### [Exercise objective]
Using the records below, locate all lines containing "left" and return them.

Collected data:
--- Begin ---

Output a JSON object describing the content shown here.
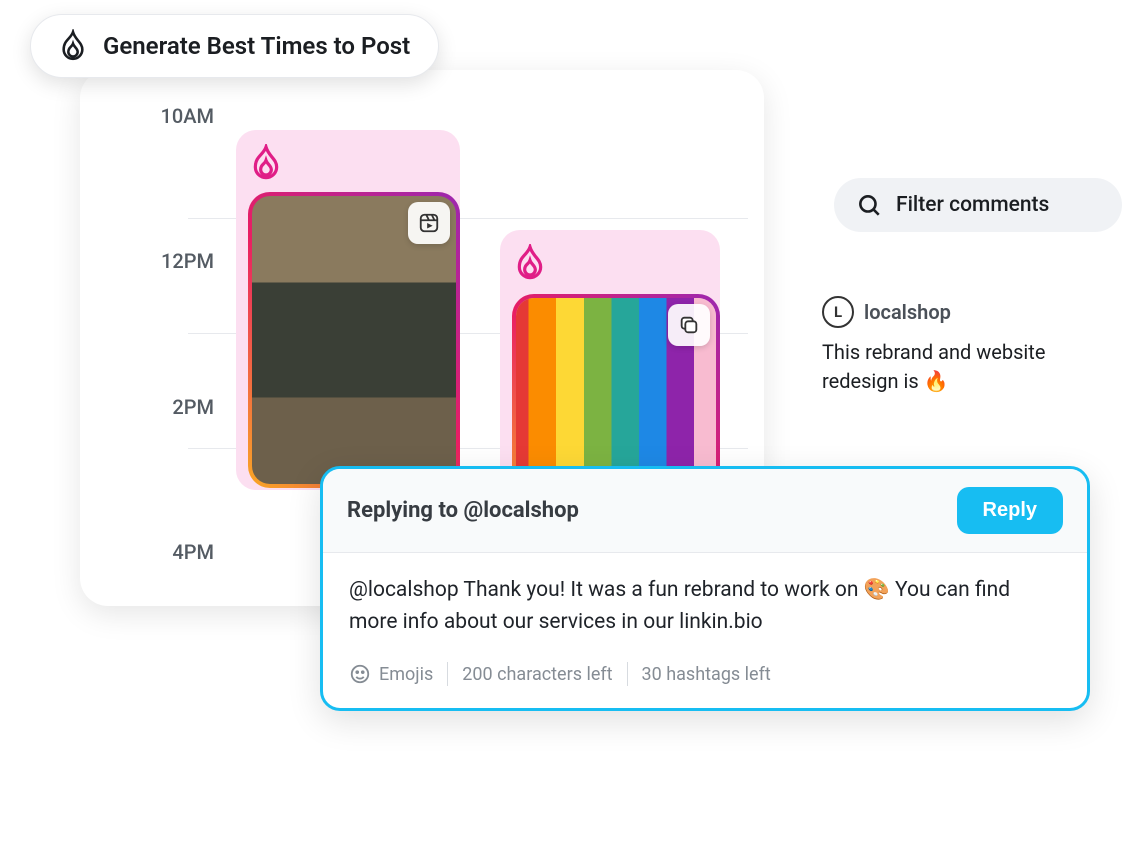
{
  "pill": {
    "label": "Generate Best Times to Post"
  },
  "timeAxis": [
    "10AM",
    "12PM",
    "2PM",
    "4PM"
  ],
  "filter": {
    "label": "Filter comments"
  },
  "comment": {
    "user": "localshop",
    "avatarInitial": "L",
    "body": "This rebrand and website redesign is 🔥"
  },
  "composer": {
    "title": "Replying to @localshop",
    "replyLabel": "Reply",
    "body": "@localshop Thank you! It was a fun rebrand to work on 🎨 You can find more info about our services in our linkin.bio",
    "emojisLabel": "Emojis",
    "charsLeft": "200 characters left",
    "hashtagsLeft": "30 hashtags left"
  }
}
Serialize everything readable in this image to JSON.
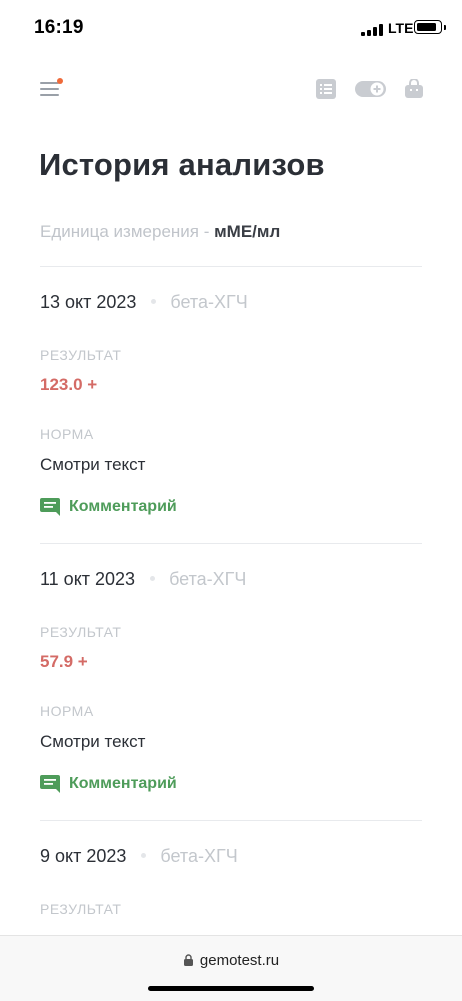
{
  "status_bar": {
    "time": "16:19",
    "network": "LTE"
  },
  "header": {
    "icons": [
      "menu-icon",
      "list-icon",
      "toggle-icon",
      "bag-icon"
    ],
    "menu_badge_color": "#ef6a3a"
  },
  "page": {
    "title": "История анализов",
    "unit_label": "Единица измерения -",
    "unit_value": "мМЕ/мл"
  },
  "records": [
    {
      "date": "13 окт 2023",
      "test": "бета-ХГЧ",
      "result_label": "РЕЗУЛЬТАТ",
      "result": "123.0 +",
      "norm_label": "НОРМА",
      "norm": "Смотри текст",
      "comment": "Комментарий"
    },
    {
      "date": "11 окт 2023",
      "test": "бета-ХГЧ",
      "result_label": "РЕЗУЛЬТАТ",
      "result": "57.9 +",
      "norm_label": "НОРМА",
      "norm": "Смотри текст",
      "comment": "Комментарий"
    },
    {
      "date": "9 окт 2023",
      "test": "бета-ХГЧ",
      "result_label": "РЕЗУЛЬТАТ"
    }
  ],
  "browser": {
    "url": "gemotest.ru"
  },
  "colors": {
    "accent_result": "#d46b66",
    "accent_comment": "#4e9c5a",
    "title": "#2b2f36"
  }
}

--- End ---

### [Output below]
    "charsLeft": "200 characters left",
    "hashtagsLeft": "30 hashtags left"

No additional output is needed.